[EXCERPTED DATA]

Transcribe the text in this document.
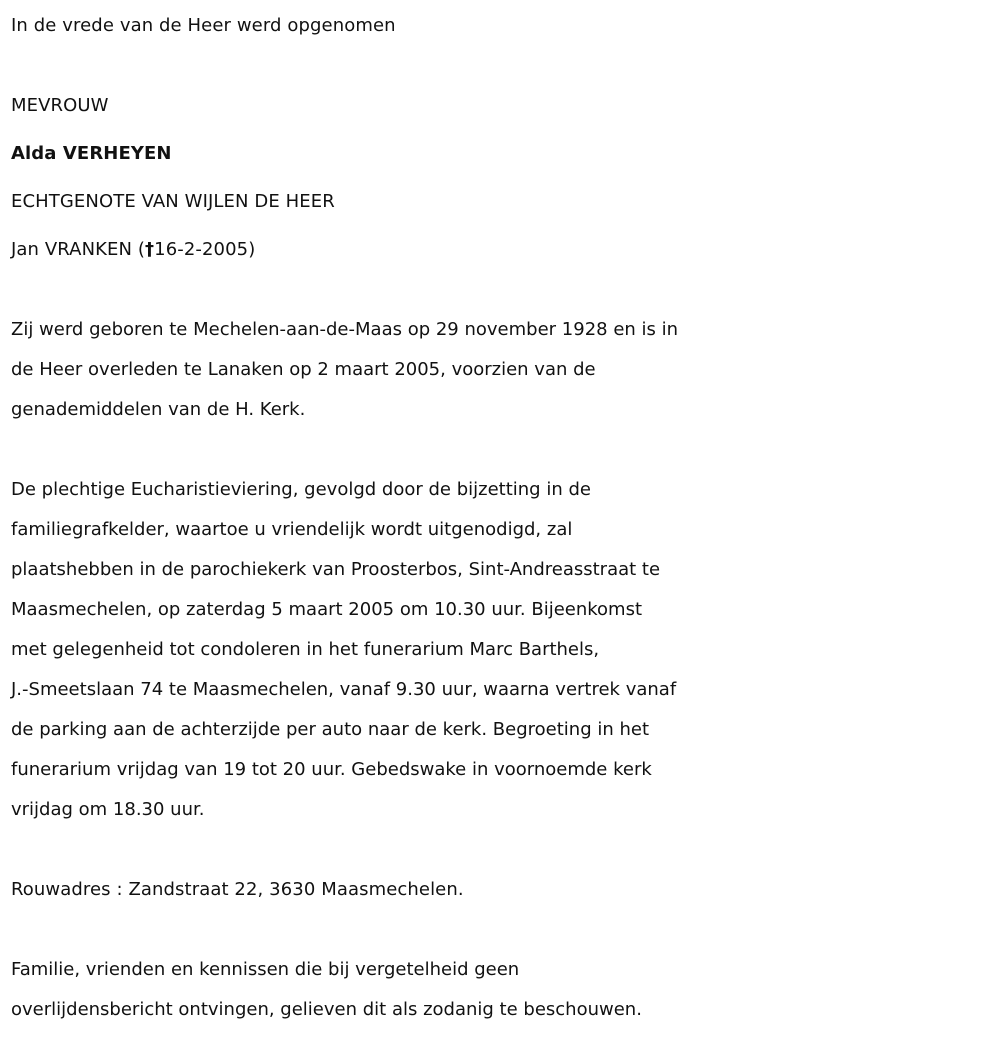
In de vrede van de Heer werd opgenomen
MEVROUW
Alda VERHEYEN
ECHTGENOTE VAN WIJLEN DE HEER
Jan VRANKEN (†16-2-2005)

Zij werd geboren te Mechelen-aan-de-Maas op 29 november 1928 en is in
de Heer overleden te Lanaken op 2 maart 2005, voorzien van de
genademiddelen van de H. Kerk.

De plechtige Eucharistieviering, gevolgd door de bijzetting in de
familiegrafkelder, waartoe u vriendelijk wordt uitgenodigd, zal
plaatshebben in de parochiekerk van Proosterbos, Sint-Andreasstraat te
Maasmechelen, op zaterdag 5 maart 2005 om 10.30 uur. Bijeenkomst
met gelegenheid tot condoleren in het funerarium Marc Barthels,
J.-Smeetslaan 74 te Maasmechelen, vanaf 9.30 uur, waarna vertrek vanaf
de parking aan de achterzijde per auto naar de kerk. Begroeting in het
funerarium vrijdag van 19 tot 20 uur. Gebedswake in voornoemde kerk
vrijdag om 18.30 uur.

Rouwadres : Zandstraat 22, 3630 Maasmechelen.

Familie, vrienden en kennissen die bij vergetelheid geen
overlijdensbericht ontvingen, gelieven dit als zodanig te beschouwen.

[TASK PROMPT]
From the listing above, copy every line where the string "Maasmechelen" is found.

[RESPONSE]
Maasmechelen, op zaterdag 5 maart 2005 om 10.30 uur. Bijeenkomst
J.-Smeetslaan 74 te Maasmechelen, vanaf 9.30 uur, waarna vertrek vanaf
Rouwadres : Zandstraat 22, 3630 Maasmechelen.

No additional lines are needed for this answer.